**Instructions to follow:** Copy all records verbatim.

**Material for this exercise:**
□ □ □ □
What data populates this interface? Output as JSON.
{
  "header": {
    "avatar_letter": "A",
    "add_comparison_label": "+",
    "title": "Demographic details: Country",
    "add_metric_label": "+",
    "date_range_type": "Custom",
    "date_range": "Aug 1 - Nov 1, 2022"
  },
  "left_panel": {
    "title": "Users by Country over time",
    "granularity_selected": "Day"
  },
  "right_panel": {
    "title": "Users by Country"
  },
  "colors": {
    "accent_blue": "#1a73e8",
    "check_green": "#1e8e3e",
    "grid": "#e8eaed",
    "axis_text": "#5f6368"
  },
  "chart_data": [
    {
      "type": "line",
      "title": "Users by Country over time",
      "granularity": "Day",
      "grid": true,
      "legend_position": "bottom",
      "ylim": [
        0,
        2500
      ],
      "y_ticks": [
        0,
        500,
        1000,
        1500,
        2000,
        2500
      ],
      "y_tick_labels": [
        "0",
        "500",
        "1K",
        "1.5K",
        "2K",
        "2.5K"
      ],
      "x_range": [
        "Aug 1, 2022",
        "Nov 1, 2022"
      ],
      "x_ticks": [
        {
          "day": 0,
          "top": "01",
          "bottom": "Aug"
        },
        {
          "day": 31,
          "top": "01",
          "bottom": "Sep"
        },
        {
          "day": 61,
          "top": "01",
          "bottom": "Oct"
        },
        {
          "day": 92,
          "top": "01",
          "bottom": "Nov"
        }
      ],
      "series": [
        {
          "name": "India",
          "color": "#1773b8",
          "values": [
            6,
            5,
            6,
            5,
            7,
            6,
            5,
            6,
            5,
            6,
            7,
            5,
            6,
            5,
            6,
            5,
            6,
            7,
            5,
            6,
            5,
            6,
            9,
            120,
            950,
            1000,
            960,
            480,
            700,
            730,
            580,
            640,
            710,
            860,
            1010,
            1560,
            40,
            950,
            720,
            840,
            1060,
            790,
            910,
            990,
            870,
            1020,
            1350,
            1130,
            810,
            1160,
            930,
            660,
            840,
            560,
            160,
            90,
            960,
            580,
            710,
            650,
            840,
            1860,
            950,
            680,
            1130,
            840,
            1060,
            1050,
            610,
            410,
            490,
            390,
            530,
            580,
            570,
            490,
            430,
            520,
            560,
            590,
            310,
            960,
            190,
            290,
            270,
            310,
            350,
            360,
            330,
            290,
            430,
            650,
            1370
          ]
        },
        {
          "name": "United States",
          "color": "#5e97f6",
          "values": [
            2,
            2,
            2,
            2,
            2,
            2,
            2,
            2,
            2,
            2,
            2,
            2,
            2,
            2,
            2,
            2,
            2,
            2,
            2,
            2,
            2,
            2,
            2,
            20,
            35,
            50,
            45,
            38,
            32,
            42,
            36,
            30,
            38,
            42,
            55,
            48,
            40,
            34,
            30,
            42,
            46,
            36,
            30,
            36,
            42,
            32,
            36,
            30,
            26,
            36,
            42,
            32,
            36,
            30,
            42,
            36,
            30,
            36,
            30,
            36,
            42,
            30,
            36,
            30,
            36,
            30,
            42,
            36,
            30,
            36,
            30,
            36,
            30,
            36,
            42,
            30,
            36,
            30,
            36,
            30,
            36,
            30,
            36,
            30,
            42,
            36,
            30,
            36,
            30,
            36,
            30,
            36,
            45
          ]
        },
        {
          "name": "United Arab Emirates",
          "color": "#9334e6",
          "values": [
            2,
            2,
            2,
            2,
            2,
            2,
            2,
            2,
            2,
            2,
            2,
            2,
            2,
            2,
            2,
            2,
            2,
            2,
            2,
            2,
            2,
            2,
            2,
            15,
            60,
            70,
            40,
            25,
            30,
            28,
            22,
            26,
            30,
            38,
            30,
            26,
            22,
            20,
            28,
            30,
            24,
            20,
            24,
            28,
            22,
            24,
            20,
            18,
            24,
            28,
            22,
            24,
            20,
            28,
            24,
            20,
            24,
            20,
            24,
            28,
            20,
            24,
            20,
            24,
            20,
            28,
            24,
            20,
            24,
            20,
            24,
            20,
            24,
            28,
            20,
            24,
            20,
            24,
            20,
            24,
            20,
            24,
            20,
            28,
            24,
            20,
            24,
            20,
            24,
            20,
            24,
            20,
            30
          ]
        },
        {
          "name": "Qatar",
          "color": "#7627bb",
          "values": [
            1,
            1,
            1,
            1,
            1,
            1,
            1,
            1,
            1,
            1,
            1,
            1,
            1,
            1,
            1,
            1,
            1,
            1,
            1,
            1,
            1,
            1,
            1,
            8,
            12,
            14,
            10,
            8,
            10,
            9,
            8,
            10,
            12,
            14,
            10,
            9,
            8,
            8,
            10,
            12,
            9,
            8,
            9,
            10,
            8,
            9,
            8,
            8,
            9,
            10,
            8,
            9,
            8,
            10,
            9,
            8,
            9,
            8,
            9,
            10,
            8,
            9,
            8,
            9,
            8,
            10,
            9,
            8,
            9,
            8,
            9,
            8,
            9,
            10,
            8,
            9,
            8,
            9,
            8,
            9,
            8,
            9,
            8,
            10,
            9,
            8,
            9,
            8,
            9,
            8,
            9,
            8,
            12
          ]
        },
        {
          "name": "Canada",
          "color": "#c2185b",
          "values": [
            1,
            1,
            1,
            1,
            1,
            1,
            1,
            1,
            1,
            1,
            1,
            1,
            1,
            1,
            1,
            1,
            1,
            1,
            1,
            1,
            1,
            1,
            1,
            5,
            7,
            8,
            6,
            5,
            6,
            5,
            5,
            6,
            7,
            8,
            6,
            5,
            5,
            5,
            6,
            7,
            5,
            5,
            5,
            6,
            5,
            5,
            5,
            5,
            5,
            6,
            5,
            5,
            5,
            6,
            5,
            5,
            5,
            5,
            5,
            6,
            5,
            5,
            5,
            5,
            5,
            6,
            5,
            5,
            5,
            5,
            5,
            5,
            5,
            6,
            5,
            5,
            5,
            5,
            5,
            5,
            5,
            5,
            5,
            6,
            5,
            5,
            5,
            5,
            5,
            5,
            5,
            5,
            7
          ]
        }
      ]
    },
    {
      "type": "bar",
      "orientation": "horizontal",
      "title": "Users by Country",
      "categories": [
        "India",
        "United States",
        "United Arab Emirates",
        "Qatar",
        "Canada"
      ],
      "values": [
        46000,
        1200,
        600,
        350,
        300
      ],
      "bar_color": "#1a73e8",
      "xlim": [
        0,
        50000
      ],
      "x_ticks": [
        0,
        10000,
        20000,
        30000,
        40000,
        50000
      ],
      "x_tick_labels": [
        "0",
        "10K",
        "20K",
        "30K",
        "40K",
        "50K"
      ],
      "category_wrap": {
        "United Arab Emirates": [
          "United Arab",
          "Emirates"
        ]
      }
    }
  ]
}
□ □ □ □
**Solution for this exercise:**
What data populates this interface? Output as JSON.
{
  "header": {
    "avatar_letter": "A",
    "add_comparison_label": "+",
    "title": "Demographic details: Country",
    "add_metric_label": "+",
    "date_range_type": "Custom",
    "date_range": "Aug 1 - Nov 1, 2022"
  },
  "left_panel": {
    "title": "Users by Country over time",
    "granularity_selected": "Day"
  },
  "right_panel": {
    "title": "Users by Country"
  },
  "colors": {
    "accent_blue": "#1a73e8",
    "check_green": "#1e8e3e",
    "grid": "#e8eaed",
    "axis_text": "#5f6368"
  },
  "chart_data": [
    {
      "type": "line",
      "title": "Users by Country over time",
      "granularity": "Day",
      "grid": true,
      "legend_position": "bottom",
      "ylim": [
        0,
        2500
      ],
      "y_ticks": [
        0,
        500,
        1000,
        1500,
        2000,
        2500
      ],
      "y_tick_labels": [
        "0",
        "500",
        "1K",
        "1.5K",
        "2K",
        "2.5K"
      ],
      "x_range": [
        "Aug 1, 2022",
        "Nov 1, 2022"
      ],
      "x_ticks": [
        {
          "day": 0,
          "top": "01",
          "bottom": "Aug"
        },
        {
          "day": 31,
          "top": "01",
          "bottom": "Sep"
        },
        {
          "day": 61,
          "top": "01",
          "bottom": "Oct"
        },
        {
          "day": 92,
          "top": "01",
          "bottom": "Nov"
        }
      ],
      "series": [
        {
          "name": "India",
          "color": "#1773b8",
          "values": [
            6,
            5,
            6,
            5,
            7,
            6,
            5,
            6,
            5,
            6,
            7,
            5,
            6,
            5,
            6,
            5,
            6,
            7,
            5,
            6,
            5,
            6,
            9,
            120,
            950,
            1000,
            960,
            480,
            700,
            730,
            580,
            640,
            710,
            860,
            1010,
            1560,
            40,
            950,
            720,
            840,
            1060,
            790,
            910,
            990,
            870,
            1020,
            1350,
            1130,
            810,
            1160,
            930,
            660,
            840,
            560,
            160,
            90,
            960,
            580,
            710,
            650,
            840,
            1860,
            950,
            680,
            1130,
            840,
            1060,
            1050,
            610,
            410,
            490,
            390,
            530,
            580,
            570,
            490,
            430,
            520,
            560,
            590,
            310,
            960,
            190,
            290,
            270,
            310,
            350,
            360,
            330,
            290,
            430,
            650,
            1370
          ]
        },
        {
          "name": "United States",
          "color": "#5e97f6",
          "values": [
            2,
            2,
            2,
            2,
            2,
            2,
            2,
            2,
            2,
            2,
            2,
            2,
            2,
            2,
            2,
            2,
            2,
            2,
            2,
            2,
            2,
            2,
            2,
            20,
            35,
            50,
            45,
            38,
            32,
            42,
            36,
            30,
            38,
            42,
            55,
            48,
            40,
            34,
            30,
            42,
            46,
            36,
            30,
            36,
            42,
            32,
            36,
            30,
            26,
            36,
            42,
            32,
            36,
            30,
            42,
            36,
            30,
            36,
            30,
            36,
            42,
            30,
            36,
            30,
            36,
            30,
            42,
            36,
            30,
            36,
            30,
            36,
            30,
            36,
            42,
            30,
            36,
            30,
            36,
            30,
            36,
            30,
            36,
            30,
            42,
            36,
            30,
            36,
            30,
            36,
            30,
            36,
            45
          ]
        },
        {
          "name": "United Arab Emirates",
          "color": "#9334e6",
          "values": [
            2,
            2,
            2,
            2,
            2,
            2,
            2,
            2,
            2,
            2,
            2,
            2,
            2,
            2,
            2,
            2,
            2,
            2,
            2,
            2,
            2,
            2,
            2,
            15,
            60,
            70,
            40,
            25,
            30,
            28,
            22,
            26,
            30,
            38,
            30,
            26,
            22,
            20,
            28,
            30,
            24,
            20,
            24,
            28,
            22,
            24,
            20,
            18,
            24,
            28,
            22,
            24,
            20,
            28,
            24,
            20,
            24,
            20,
            24,
            28,
            20,
            24,
            20,
            24,
            20,
            28,
            24,
            20,
            24,
            20,
            24,
            20,
            24,
            28,
            20,
            24,
            20,
            24,
            20,
            24,
            20,
            24,
            20,
            28,
            24,
            20,
            24,
            20,
            24,
            20,
            24,
            20,
            30
          ]
        },
        {
          "name": "Qatar",
          "color": "#7627bb",
          "values": [
            1,
            1,
            1,
            1,
            1,
            1,
            1,
            1,
            1,
            1,
            1,
            1,
            1,
            1,
            1,
            1,
            1,
            1,
            1,
            1,
            1,
            1,
            1,
            8,
            12,
            14,
            10,
            8,
            10,
            9,
            8,
            10,
            12,
            14,
            10,
            9,
            8,
            8,
            10,
            12,
            9,
            8,
            9,
            10,
            8,
            9,
            8,
            8,
            9,
            10,
            8,
            9,
            8,
            10,
            9,
            8,
            9,
            8,
            9,
            10,
            8,
            9,
            8,
            9,
            8,
            10,
            9,
            8,
            9,
            8,
            9,
            8,
            9,
            10,
            8,
            9,
            8,
            9,
            8,
            9,
            8,
            9,
            8,
            10,
            9,
            8,
            9,
            8,
            9,
            8,
            9,
            8,
            12
          ]
        },
        {
          "name": "Canada",
          "color": "#c2185b",
          "values": [
            1,
            1,
            1,
            1,
            1,
            1,
            1,
            1,
            1,
            1,
            1,
            1,
            1,
            1,
            1,
            1,
            1,
            1,
            1,
            1,
            1,
            1,
            1,
            5,
            7,
            8,
            6,
            5,
            6,
            5,
            5,
            6,
            7,
            8,
            6,
            5,
            5,
            5,
            6,
            7,
            5,
            5,
            5,
            6,
            5,
            5,
            5,
            5,
            5,
            6,
            5,
            5,
            5,
            6,
            5,
            5,
            5,
            5,
            5,
            6,
            5,
            5,
            5,
            5,
            5,
            6,
            5,
            5,
            5,
            5,
            5,
            5,
            5,
            6,
            5,
            5,
            5,
            5,
            5,
            5,
            5,
            5,
            5,
            6,
            5,
            5,
            5,
            5,
            5,
            5,
            5,
            5,
            7
          ]
        }
      ]
    },
    {
      "type": "bar",
      "orientation": "horizontal",
      "title": "Users by Country",
      "categories": [
        "India",
        "United States",
        "United Arab Emirates",
        "Qatar",
        "Canada"
      ],
      "values": [
        46000,
        1200,
        600,
        350,
        300
      ],
      "bar_color": "#1a73e8",
      "xlim": [
        0,
        50000
      ],
      "x_ticks": [
        0,
        10000,
        20000,
        30000,
        40000,
        50000
      ],
      "x_tick_labels": [
        "0",
        "10K",
        "20K",
        "30K",
        "40K",
        "50K"
      ],
      "category_wrap": {
        "United Arab Emirates": [
          "United Arab",
          "Emirates"
        ]
      }
    }
  ]
}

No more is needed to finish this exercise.